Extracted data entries
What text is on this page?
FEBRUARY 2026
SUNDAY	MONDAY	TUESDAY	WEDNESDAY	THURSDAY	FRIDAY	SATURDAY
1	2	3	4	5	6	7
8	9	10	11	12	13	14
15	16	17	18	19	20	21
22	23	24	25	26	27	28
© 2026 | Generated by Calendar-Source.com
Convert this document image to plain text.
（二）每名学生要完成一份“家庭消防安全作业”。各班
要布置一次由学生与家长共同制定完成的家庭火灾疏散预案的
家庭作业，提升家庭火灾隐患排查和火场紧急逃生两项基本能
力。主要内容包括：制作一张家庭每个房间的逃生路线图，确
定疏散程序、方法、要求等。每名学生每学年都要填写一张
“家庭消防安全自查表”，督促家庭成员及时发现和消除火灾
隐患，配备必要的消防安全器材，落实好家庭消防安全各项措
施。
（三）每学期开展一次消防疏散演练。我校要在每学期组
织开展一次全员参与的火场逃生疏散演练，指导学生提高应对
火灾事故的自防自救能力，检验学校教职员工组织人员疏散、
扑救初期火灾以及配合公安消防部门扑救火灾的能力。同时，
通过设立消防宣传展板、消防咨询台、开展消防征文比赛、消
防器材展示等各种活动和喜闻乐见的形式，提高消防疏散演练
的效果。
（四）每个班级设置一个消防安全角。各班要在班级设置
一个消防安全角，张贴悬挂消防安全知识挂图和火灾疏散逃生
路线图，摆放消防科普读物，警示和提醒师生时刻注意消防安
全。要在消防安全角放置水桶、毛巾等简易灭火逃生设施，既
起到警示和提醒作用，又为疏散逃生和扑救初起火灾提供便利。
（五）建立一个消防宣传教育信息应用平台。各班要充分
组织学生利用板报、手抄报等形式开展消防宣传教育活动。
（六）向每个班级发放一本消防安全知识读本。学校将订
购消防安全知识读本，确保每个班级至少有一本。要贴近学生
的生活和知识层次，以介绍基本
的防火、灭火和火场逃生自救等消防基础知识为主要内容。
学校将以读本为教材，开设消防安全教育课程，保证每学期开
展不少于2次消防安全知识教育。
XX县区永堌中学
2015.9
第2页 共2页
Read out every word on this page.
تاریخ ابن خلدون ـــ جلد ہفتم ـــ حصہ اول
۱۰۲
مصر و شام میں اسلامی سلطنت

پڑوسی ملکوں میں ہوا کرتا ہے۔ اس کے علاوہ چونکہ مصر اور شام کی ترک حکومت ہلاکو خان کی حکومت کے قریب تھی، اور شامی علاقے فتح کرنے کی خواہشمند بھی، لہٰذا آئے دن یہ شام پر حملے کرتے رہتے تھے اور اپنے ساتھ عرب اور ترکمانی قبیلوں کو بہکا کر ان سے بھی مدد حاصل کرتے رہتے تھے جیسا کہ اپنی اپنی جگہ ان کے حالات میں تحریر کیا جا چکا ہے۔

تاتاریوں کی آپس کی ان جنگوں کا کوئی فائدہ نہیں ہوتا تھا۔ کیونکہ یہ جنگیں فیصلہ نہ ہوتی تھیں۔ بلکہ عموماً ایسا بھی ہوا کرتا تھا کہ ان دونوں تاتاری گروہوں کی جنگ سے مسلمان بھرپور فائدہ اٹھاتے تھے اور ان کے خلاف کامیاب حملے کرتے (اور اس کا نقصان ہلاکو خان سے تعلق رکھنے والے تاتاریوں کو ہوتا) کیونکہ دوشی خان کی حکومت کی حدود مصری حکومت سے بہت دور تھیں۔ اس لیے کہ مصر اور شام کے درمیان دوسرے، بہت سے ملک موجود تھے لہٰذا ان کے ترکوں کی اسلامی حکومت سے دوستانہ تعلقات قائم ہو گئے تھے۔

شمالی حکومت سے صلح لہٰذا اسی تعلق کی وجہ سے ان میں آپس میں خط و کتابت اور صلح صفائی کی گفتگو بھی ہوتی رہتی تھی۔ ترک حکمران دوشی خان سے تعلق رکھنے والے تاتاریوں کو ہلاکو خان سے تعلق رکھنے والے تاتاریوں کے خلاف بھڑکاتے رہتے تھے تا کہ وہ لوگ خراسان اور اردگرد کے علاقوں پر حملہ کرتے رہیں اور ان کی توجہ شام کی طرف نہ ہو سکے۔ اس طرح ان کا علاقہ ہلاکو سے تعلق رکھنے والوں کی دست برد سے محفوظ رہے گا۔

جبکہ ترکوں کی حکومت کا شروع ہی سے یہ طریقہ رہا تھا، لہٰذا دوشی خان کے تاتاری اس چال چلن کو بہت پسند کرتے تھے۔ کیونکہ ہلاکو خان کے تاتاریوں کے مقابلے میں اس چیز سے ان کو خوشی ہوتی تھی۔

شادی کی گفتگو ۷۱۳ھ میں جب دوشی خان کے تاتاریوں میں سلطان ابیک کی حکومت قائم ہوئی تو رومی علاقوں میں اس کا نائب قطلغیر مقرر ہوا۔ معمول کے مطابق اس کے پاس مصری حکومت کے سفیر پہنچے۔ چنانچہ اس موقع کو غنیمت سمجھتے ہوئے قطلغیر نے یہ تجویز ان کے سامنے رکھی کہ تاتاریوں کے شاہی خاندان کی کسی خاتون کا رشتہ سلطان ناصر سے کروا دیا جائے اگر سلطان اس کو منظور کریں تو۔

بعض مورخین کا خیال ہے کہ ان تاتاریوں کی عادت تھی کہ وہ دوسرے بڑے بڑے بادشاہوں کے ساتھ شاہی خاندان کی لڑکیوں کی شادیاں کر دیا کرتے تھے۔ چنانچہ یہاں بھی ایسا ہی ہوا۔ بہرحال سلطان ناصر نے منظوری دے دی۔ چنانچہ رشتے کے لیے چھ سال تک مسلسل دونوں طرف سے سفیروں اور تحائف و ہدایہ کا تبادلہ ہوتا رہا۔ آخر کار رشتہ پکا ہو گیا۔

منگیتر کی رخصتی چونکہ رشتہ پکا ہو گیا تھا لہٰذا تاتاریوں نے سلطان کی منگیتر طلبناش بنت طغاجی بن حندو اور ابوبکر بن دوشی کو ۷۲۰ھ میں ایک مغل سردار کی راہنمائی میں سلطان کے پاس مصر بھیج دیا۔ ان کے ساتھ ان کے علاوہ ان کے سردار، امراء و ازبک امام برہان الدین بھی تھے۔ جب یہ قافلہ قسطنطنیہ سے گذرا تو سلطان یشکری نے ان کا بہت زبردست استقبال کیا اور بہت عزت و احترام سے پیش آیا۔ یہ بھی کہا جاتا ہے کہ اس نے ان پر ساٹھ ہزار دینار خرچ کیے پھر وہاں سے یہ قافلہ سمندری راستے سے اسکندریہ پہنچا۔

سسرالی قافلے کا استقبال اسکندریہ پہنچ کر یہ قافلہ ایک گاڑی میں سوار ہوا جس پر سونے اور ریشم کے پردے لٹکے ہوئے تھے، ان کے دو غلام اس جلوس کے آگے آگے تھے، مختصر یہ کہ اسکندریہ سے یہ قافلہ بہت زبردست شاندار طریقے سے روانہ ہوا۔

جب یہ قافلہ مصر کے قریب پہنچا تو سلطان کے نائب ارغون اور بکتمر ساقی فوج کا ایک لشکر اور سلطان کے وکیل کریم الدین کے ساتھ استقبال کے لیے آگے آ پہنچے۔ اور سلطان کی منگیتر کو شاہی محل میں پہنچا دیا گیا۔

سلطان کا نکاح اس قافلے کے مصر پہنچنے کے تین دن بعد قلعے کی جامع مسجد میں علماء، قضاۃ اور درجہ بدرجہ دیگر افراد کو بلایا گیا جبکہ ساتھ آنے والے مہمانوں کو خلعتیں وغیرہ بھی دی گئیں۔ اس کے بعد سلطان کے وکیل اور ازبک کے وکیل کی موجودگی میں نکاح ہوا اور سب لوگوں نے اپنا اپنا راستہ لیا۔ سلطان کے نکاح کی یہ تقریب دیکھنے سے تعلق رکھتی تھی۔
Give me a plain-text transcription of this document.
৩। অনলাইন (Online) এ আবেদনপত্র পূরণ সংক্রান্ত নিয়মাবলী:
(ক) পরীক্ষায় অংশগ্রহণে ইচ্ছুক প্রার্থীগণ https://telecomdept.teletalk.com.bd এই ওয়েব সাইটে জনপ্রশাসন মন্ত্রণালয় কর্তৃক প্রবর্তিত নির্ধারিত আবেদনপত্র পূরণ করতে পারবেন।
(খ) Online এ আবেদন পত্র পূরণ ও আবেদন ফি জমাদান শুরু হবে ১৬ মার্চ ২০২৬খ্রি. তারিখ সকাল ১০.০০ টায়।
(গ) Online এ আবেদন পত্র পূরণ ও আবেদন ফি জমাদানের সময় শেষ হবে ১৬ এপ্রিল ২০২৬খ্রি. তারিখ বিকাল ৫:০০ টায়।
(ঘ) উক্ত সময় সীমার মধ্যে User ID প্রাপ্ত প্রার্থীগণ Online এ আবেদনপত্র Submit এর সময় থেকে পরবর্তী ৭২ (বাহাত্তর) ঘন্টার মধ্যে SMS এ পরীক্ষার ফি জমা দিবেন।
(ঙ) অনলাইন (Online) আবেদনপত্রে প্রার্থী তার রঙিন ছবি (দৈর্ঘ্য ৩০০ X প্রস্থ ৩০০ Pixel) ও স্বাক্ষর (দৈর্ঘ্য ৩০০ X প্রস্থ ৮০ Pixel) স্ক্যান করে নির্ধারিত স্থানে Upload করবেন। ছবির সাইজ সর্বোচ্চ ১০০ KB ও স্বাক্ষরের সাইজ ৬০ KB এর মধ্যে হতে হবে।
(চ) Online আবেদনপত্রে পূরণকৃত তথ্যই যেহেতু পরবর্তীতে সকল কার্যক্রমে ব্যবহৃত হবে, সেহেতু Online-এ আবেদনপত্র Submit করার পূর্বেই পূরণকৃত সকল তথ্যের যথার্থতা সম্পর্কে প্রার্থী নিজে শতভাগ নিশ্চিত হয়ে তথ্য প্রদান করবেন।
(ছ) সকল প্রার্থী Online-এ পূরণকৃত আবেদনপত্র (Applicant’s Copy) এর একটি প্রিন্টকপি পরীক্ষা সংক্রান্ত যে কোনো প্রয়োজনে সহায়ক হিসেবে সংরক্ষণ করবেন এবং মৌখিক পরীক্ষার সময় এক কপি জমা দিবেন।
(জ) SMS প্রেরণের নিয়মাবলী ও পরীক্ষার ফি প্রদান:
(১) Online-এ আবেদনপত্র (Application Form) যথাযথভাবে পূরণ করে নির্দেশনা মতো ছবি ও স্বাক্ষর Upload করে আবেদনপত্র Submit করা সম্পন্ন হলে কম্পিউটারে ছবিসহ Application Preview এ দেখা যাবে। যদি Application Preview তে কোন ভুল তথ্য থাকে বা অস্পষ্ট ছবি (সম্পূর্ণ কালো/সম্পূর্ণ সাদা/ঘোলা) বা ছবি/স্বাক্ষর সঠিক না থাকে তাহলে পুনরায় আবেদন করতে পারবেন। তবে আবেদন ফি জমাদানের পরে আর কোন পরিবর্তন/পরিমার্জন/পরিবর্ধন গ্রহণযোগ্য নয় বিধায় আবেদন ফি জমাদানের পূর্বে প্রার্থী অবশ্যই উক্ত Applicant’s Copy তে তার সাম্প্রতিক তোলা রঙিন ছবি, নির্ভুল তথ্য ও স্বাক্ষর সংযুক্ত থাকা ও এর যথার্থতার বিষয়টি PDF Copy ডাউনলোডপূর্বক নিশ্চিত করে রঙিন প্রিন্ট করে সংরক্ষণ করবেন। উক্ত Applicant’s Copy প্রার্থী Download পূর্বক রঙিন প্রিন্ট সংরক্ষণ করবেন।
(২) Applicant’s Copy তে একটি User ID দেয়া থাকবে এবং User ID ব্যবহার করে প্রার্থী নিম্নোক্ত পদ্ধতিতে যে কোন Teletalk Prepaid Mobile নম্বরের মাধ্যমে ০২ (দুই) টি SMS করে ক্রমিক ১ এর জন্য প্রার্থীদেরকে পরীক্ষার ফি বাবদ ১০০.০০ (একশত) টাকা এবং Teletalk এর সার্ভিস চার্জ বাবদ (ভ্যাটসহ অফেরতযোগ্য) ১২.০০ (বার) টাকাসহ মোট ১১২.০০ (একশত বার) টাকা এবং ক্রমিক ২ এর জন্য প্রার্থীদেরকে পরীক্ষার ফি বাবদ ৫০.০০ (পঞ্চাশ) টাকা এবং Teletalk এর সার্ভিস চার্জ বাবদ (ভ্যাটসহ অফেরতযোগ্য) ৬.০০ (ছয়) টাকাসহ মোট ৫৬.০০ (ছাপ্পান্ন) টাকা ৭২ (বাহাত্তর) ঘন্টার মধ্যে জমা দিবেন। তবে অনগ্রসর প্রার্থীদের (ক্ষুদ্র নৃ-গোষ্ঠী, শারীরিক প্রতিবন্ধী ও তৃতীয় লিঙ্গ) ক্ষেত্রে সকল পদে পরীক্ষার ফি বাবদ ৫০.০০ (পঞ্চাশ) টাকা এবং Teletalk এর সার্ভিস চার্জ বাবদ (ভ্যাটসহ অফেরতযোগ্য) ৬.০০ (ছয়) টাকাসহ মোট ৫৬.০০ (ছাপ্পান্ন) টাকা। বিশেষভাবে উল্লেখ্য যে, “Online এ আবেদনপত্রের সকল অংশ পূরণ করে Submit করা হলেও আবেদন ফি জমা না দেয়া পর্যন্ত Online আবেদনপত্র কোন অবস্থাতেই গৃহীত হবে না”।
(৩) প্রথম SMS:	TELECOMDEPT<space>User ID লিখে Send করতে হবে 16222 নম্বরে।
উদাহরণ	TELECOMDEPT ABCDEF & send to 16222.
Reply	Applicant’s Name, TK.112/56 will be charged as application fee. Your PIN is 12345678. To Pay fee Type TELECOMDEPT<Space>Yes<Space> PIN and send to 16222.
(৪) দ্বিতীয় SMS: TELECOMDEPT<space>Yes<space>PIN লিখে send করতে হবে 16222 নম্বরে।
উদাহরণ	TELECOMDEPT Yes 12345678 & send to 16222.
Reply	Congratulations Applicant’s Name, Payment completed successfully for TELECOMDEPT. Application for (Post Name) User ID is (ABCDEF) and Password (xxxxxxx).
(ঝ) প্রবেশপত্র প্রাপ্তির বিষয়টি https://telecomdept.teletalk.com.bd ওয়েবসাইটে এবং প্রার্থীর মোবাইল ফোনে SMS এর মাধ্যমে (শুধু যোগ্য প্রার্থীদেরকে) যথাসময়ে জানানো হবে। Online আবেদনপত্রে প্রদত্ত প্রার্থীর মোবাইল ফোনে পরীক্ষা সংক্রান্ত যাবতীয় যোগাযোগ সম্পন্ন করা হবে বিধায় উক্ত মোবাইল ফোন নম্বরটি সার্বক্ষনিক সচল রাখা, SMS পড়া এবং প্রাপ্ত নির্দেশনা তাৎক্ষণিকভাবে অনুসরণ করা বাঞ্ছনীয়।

Task brief
Look over the material above and show each line where "plain" appears.

Task solution
Convert this document image to plain text.
Give me a plain-text transcription of this document.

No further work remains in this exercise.